_What is required:_
From the entries below, gather each line containing the word "Jhnen".

_Task input:_
*****
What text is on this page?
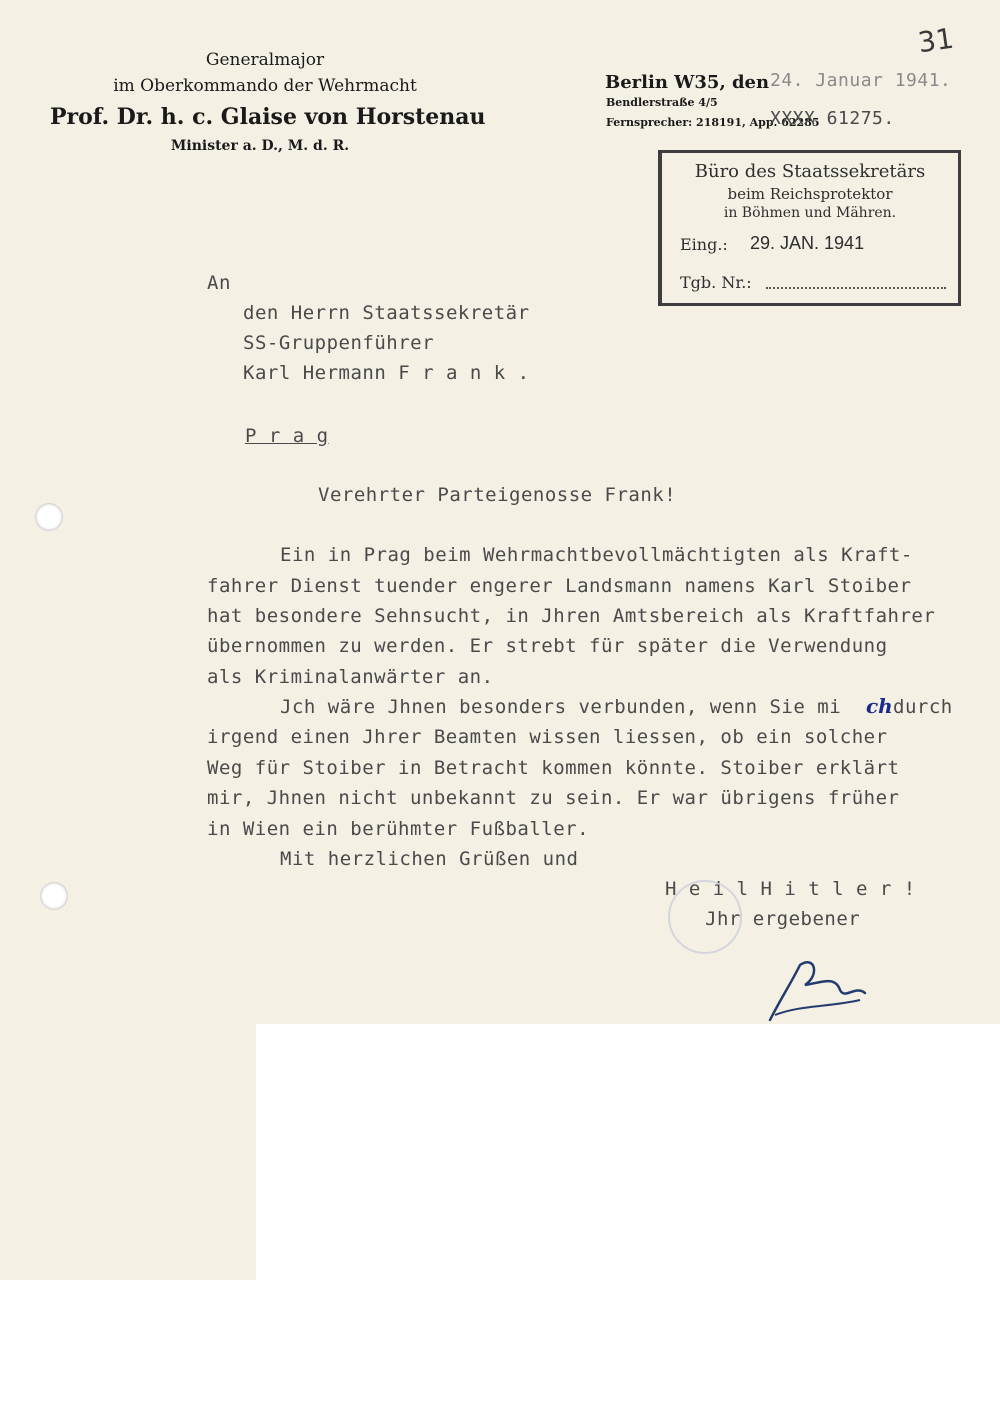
31
Generalmajor
im Oberkommando der Wehrmacht
Prof. Dr. h. c. Glaise von Horstenau
Minister a. D., M. d. R.
Berlin W35, den 24. Januar 1941.
Bendlerstraße 4/5
Fernsprecher: 218191, App. 62285
XXXX 61275.
Büro des Staatssekretärs
beim Reichsprotektor
in Böhmen und Mähren.
Eing.: 29. JAN. 1941
Tgb. Nr.:
An
den Herrn Staatssekretär
SS-Gruppenführer
Karl Hermann F r a n k .
P r a g
Verehrter Parteigenosse Frank!
Ein in Prag beim Wehrmachtbevollmächtigten als Kraft-
fahrer Dienst tuender engerer Landsmann namens Karl Stoiber
hat besondere Sehnsucht, in Jhren Amtsbereich als Kraftfahrer
übernommen zu werden. Er strebt für später die Verwendung
als Kriminalanwärter an.
Jch wäre Jhnen besonders verbunden, wenn Sie mi ch durch
irgend einen Jhrer Beamten wissen liessen, ob ein solcher
Weg für Stoiber in Betracht kommen könnte. Stoiber erklärt
mir, Jhnen nicht unbekannt zu sein. Er war übrigens früher
in Wien ein berühmter Fußballer.
Mit herzlichen Grüßen und
H e i l H i t l e r !
Jhr ergebener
*****
_The output:_
Jch wäre Jhnen besonders verbunden, wenn Sie mi ch durch
mir, Jhnen nicht unbekannt zu sein. Er war übrigens früher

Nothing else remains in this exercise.